START Provided entries

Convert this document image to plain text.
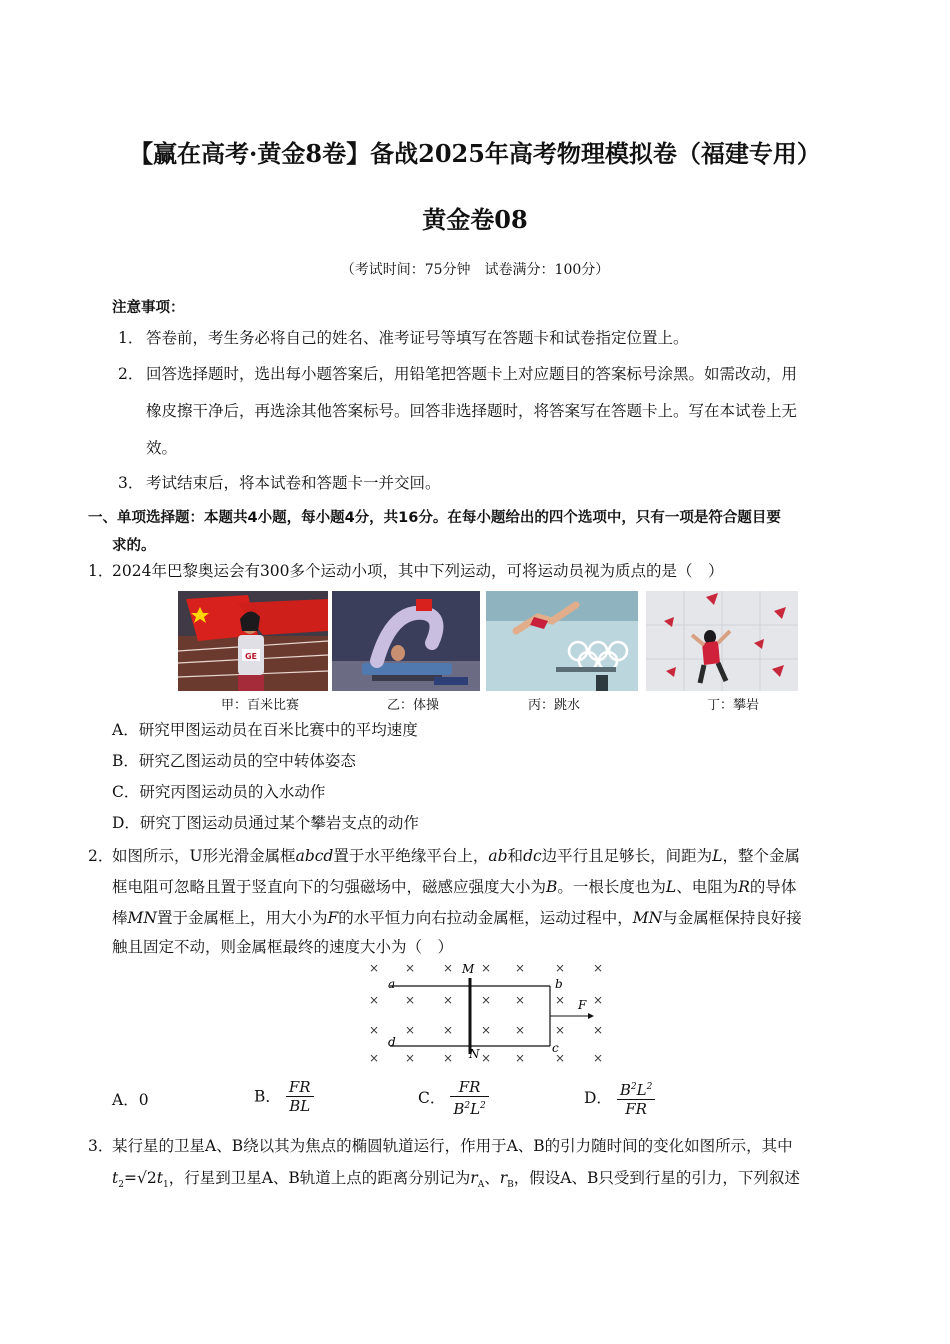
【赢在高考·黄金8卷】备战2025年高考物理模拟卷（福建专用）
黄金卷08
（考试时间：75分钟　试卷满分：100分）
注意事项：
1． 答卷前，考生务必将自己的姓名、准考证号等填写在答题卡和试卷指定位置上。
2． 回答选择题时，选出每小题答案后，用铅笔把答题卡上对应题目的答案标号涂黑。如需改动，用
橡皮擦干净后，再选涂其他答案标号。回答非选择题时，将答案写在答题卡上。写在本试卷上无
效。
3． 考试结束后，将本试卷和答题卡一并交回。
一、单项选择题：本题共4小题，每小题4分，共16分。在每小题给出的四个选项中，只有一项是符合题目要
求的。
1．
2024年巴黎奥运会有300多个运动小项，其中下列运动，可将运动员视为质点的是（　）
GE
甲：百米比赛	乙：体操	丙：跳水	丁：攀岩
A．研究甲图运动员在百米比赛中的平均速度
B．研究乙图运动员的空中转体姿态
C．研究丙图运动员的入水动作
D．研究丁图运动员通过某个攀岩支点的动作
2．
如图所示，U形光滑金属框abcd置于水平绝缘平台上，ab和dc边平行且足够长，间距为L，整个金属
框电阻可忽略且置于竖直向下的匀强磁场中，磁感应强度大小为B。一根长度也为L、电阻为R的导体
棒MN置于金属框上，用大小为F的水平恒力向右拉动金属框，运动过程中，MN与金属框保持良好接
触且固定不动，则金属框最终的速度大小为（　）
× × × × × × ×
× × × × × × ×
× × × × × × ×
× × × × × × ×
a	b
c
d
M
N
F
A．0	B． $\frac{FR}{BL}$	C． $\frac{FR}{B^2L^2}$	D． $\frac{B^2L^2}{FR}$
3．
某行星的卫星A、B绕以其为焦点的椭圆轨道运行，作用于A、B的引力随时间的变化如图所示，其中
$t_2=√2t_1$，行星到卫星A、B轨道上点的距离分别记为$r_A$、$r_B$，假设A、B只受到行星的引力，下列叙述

END Provided entries

● **Aim of the task**
Copy out the records above in full, exactly as written, but not the pictures.

● **Complete response**
Convert this document image to plain text.
【赢在高考·黄金8卷】备战2025年高考物理模拟卷（福建专用）
黄金卷08
（考试时间：75分钟　试卷满分：100分）
注意事项：
1． 答卷前，考生务必将自己的姓名、准考证号等填写在答题卡和试卷指定位置上。
2． 回答选择题时，选出每小题答案后，用铅笔把答题卡上对应题目的答案标号涂黑。如需改动，用
橡皮擦干净后，再选涂其他答案标号。回答非选择题时，将答案写在答题卡上。写在本试卷上无
效。
3． 考试结束后，将本试卷和答题卡一并交回。
一、单项选择题：本题共4小题，每小题4分，共16分。在每小题给出的四个选项中，只有一项是符合题目要
求的。
1．
2024年巴黎奥运会有300多个运动小项，其中下列运动，可将运动员视为质点的是（　）
GE
甲：百米比赛	乙：体操	丙：跳水	丁：攀岩
A．研究甲图运动员在百米比赛中的平均速度
B．研究乙图运动员的空中转体姿态
C．研究丙图运动员的入水动作
D．研究丁图运动员通过某个攀岩支点的动作
2．
如图所示，U形光滑金属框abcd置于水平绝缘平台上，ab和dc边平行且足够长，间距为L，整个金属
框电阻可忽略且置于竖直向下的匀强磁场中，磁感应强度大小为B。一根长度也为L、电阻为R的导体
棒MN置于金属框上，用大小为F的水平恒力向右拉动金属框，运动过程中，MN与金属框保持良好接
触且固定不动，则金属框最终的速度大小为（　）
× × × × × × ×
× × × × × × ×
× × × × × × ×
× × × × × × ×
a	b
c
d
M
N
F
A．0	B． $\frac{FR}{BL}$	C． $\frac{FR}{B^2L^2}$	D． $\frac{B^2L^2}{FR}$
3．
某行星的卫星A、B绕以其为焦点的椭圆轨道运行，作用于A、B的引力随时间的变化如图所示，其中
$t_2=√2t_1$，行星到卫星A、B轨道上点的距离分别记为$r_A$、$r_B$，假设A、B只受到行星的引力，下列叙述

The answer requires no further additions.